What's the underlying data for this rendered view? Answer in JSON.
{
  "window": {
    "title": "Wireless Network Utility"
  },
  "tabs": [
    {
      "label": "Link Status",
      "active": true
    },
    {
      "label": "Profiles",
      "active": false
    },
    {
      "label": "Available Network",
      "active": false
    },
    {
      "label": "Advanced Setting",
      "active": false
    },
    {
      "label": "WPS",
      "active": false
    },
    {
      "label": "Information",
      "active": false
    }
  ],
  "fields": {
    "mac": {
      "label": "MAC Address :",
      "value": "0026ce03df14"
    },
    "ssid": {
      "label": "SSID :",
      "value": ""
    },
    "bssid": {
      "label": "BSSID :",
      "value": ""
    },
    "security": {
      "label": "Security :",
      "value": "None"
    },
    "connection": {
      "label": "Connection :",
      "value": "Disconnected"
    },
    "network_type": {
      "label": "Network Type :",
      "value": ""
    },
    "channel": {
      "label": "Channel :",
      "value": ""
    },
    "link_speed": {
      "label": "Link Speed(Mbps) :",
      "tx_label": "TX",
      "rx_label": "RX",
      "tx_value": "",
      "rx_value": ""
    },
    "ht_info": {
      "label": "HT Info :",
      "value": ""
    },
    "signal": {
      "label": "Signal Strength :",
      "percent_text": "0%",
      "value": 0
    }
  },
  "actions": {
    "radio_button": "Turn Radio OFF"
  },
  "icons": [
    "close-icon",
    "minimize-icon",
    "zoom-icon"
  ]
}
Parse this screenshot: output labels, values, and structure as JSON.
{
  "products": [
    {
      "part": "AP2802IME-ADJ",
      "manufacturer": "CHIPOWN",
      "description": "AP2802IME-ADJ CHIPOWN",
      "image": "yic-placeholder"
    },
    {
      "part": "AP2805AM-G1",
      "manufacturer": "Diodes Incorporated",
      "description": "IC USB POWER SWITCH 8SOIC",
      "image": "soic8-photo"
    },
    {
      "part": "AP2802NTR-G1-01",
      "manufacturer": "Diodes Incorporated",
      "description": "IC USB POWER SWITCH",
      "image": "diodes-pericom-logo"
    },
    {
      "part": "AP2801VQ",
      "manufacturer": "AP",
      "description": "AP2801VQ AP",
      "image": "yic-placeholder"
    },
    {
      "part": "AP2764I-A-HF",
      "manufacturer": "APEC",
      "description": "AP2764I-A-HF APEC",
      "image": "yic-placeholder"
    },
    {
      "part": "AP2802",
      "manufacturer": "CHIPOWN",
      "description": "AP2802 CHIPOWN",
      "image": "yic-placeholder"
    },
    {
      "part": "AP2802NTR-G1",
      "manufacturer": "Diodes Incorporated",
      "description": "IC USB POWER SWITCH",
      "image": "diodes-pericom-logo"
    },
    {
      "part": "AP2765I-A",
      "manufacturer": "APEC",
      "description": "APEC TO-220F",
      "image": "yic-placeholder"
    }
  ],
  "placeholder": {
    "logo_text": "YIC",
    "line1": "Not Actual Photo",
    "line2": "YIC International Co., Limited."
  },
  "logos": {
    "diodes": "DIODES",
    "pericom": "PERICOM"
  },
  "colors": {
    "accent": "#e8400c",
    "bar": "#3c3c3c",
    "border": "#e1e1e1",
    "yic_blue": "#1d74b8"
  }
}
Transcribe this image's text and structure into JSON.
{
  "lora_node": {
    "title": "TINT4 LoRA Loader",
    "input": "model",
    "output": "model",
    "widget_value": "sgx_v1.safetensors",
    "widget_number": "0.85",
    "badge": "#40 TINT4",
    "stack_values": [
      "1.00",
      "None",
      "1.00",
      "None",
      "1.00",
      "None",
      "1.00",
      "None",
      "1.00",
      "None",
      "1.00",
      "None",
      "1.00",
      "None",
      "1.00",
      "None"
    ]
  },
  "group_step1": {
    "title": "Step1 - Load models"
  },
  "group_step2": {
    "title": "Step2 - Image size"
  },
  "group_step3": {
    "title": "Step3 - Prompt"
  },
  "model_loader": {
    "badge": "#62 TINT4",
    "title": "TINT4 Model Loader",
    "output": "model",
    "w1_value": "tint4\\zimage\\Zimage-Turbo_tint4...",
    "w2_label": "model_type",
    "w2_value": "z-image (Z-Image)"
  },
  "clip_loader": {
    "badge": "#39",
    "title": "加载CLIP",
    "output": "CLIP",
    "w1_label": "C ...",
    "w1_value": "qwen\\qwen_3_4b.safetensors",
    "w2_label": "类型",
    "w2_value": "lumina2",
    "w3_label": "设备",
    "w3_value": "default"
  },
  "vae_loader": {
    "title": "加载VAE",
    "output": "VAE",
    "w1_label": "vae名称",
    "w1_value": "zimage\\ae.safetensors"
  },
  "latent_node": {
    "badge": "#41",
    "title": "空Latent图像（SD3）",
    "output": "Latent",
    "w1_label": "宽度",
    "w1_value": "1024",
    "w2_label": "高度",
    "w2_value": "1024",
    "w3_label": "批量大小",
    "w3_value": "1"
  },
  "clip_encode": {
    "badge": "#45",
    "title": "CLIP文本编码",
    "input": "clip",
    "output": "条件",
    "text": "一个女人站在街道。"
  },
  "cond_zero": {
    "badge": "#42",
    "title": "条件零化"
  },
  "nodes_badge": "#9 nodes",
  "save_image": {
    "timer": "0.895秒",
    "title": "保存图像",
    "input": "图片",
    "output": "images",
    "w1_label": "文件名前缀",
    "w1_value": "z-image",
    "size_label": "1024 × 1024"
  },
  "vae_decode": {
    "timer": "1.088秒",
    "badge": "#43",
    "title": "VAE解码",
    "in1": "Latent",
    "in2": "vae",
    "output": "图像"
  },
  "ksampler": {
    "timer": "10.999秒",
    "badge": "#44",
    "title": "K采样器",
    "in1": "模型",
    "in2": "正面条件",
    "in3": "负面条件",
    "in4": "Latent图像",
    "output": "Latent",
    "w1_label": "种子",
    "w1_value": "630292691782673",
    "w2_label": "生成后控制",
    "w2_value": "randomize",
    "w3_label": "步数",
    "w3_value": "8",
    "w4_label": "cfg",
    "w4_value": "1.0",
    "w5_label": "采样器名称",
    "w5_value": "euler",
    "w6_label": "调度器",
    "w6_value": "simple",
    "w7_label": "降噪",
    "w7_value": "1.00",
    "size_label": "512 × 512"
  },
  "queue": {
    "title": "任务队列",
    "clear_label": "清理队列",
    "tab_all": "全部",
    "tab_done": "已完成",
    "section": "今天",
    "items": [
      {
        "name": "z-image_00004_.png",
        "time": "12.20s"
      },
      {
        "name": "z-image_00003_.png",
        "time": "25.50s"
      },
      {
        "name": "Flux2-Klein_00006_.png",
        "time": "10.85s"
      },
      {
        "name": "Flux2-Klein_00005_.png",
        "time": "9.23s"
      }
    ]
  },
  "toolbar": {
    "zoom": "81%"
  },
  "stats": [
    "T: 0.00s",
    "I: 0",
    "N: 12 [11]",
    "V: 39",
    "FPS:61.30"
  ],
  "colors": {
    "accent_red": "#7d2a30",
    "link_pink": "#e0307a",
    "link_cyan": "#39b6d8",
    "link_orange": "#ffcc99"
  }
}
####
### [What you are asked to do]
Retype the material in full, character for character.

### [Complete response]
What's the underlying data for this rendered view? Answer in JSON.
{
  "window": {
    "title": "Wireless Network Utility"
  },
  "tabs": [
    {
      "label": "Link Status",
      "active": true
    },
    {
      "label": "Profiles",
      "active": false
    },
    {
      "label": "Available Network",
      "active": false
    },
    {
      "label": "Advanced Setting",
      "active": false
    },
    {
      "label": "WPS",
      "active": false
    },
    {
      "label": "Information",
      "active": false
    }
  ],
  "fields": {
    "mac": {
      "label": "MAC Address :",
      "value": "0026ce03df14"
    },
    "ssid": {
      "label": "SSID :",
      "value": ""
    },
    "bssid": {
      "label": "BSSID :",
      "value": ""
    },
    "security": {
      "label": "Security :",
      "value": "None"
    },
    "connection": {
      "label": "Connection :",
      "value": "Disconnected"
    },
    "network_type": {
      "label": "Network Type :",
      "value": ""
    },
    "channel": {
      "label": "Channel :",
      "value": ""
    },
    "link_speed": {
      "label": "Link Speed(Mbps) :",
      "tx_label": "TX",
      "rx_label": "RX",
      "tx_value": "",
      "rx_value": ""
    },
    "ht_info": {
      "label": "HT Info :",
      "value": ""
    },
    "signal": {
      "label": "Signal Strength :",
      "percent_text": "0%",
      "value": 0
    }
  },
  "actions": {
    "radio_button": "Turn Radio OFF"
  },
  "icons": [
    "close-icon",
    "minimize-icon",
    "zoom-icon"
  ]
}
Parse this screenshot: output labels, values, and structure as JSON.
{
  "products": [
    {
      "part": "AP2802IME-ADJ",
      "manufacturer": "CHIPOWN",
      "description": "AP2802IME-ADJ CHIPOWN",
      "image": "yic-placeholder"
    },
    {
      "part": "AP2805AM-G1",
      "manufacturer": "Diodes Incorporated",
      "description": "IC USB POWER SWITCH 8SOIC",
      "image": "soic8-photo"
    },
    {
      "part": "AP2802NTR-G1-01",
      "manufacturer": "Diodes Incorporated",
      "description": "IC USB POWER SWITCH",
      "image": "diodes-pericom-logo"
    },
    {
      "part": "AP2801VQ",
      "manufacturer": "AP",
      "description": "AP2801VQ AP",
      "image": "yic-placeholder"
    },
    {
      "part": "AP2764I-A-HF",
      "manufacturer": "APEC",
      "description": "AP2764I-A-HF APEC",
      "image": "yic-placeholder"
    },
    {
      "part": "AP2802",
      "manufacturer": "CHIPOWN",
      "description": "AP2802 CHIPOWN",
      "image": "yic-placeholder"
    },
    {
      "part": "AP2802NTR-G1",
      "manufacturer": "Diodes Incorporated",
      "description": "IC USB POWER SWITCH",
      "image": "diodes-pericom-logo"
    },
    {
      "part": "AP2765I-A",
      "manufacturer": "APEC",
      "description": "APEC TO-220F",
      "image": "yic-placeholder"
    }
  ],
  "placeholder": {
    "logo_text": "YIC",
    "line1": "Not Actual Photo",
    "line2": "YIC International Co., Limited."
  },
  "logos": {
    "diodes": "DIODES",
    "pericom": "PERICOM"
  },
  "colors": {
    "accent": "#e8400c",
    "bar": "#3c3c3c",
    "border": "#e1e1e1",
    "yic_blue": "#1d74b8"
  }
}
Transcribe this image's text and structure into JSON.
{
  "lora_node": {
    "title": "TINT4 LoRA Loader",
    "input": "model",
    "output": "model",
    "widget_value": "sgx_v1.safetensors",
    "widget_number": "0.85",
    "badge": "#40 TINT4",
    "stack_values": [
      "1.00",
      "None",
      "1.00",
      "None",
      "1.00",
      "None",
      "1.00",
      "None",
      "1.00",
      "None",
      "1.00",
      "None",
      "1.00",
      "None",
      "1.00",
      "None"
    ]
  },
  "group_step1": {
    "title": "Step1 - Load models"
  },
  "group_step2": {
    "title": "Step2 - Image size"
  },
  "group_step3": {
    "title": "Step3 - Prompt"
  },
  "model_loader": {
    "badge": "#62 TINT4",
    "title": "TINT4 Model Loader",
    "output": "model",
    "w1_value": "tint4\\zimage\\Zimage-Turbo_tint4...",
    "w2_label": "model_type",
    "w2_value": "z-image (Z-Image)"
  },
  "clip_loader": {
    "badge": "#39",
    "title": "加载CLIP",
    "output": "CLIP",
    "w1_label": "C ...",
    "w1_value": "qwen\\qwen_3_4b.safetensors",
    "w2_label": "类型",
    "w2_value": "lumina2",
    "w3_label": "设备",
    "w3_value": "default"
  },
  "vae_loader": {
    "title": "加载VAE",
    "output": "VAE",
    "w1_label": "vae名称",
    "w1_value": "zimage\\ae.safetensors"
  },
  "latent_node": {
    "badge": "#41",
    "title": "空Latent图像（SD3）",
    "output": "Latent",
    "w1_label": "宽度",
    "w1_value": "1024",
    "w2_label": "高度",
    "w2_value": "1024",
    "w3_label": "批量大小",
    "w3_value": "1"
  },
  "clip_encode": {
    "badge": "#45",
    "title": "CLIP文本编码",
    "input": "clip",
    "output": "条件",
    "text": "一个女人站在街道。"
  },
  "cond_zero": {
    "badge": "#42",
    "title": "条件零化"
  },
  "nodes_badge": "#9 nodes",
  "save_image": {
    "timer": "0.895秒",
    "title": "保存图像",
    "input": "图片",
    "output": "images",
    "w1_label": "文件名前缀",
    "w1_value": "z-image",
    "size_label": "1024 × 1024"
  },
  "vae_decode": {
    "timer": "1.088秒",
    "badge": "#43",
    "title": "VAE解码",
    "in1": "Latent",
    "in2": "vae",
    "output": "图像"
  },
  "ksampler": {
    "timer": "10.999秒",
    "badge": "#44",
    "title": "K采样器",
    "in1": "模型",
    "in2": "正面条件",
    "in3": "负面条件",
    "in4": "Latent图像",
    "output": "Latent",
    "w1_label": "种子",
    "w1_value": "630292691782673",
    "w2_label": "生成后控制",
    "w2_value": "randomize",
    "w3_label": "步数",
    "w3_value": "8",
    "w4_label": "cfg",
    "w4_value": "1.0",
    "w5_label": "采样器名称",
    "w5_value": "euler",
    "w6_label": "调度器",
    "w6_value": "simple",
    "w7_label": "降噪",
    "w7_value": "1.00",
    "size_label": "512 × 512"
  },
  "queue": {
    "title": "任务队列",
    "clear_label": "清理队列",
    "tab_all": "全部",
    "tab_done": "已完成",
    "section": "今天",
    "items": [
      {
        "name": "z-image_00004_.png",
        "time": "12.20s"
      },
      {
        "name": "z-image_00003_.png",
        "time": "25.50s"
      },
      {
        "name": "Flux2-Klein_00006_.png",
        "time": "10.85s"
      },
      {
        "name": "Flux2-Klein_00005_.png",
        "time": "9.23s"
      }
    ]
  },
  "toolbar": {
    "zoom": "81%"
  },
  "stats": [
    "T: 0.00s",
    "I: 0",
    "N: 12 [11]",
    "V: 39",
    "FPS:61.30"
  ],
  "colors": {
    "accent_red": "#7d2a30",
    "link_pink": "#e0307a",
    "link_cyan": "#39b6d8",
    "link_orange": "#ffcc99"
  }
}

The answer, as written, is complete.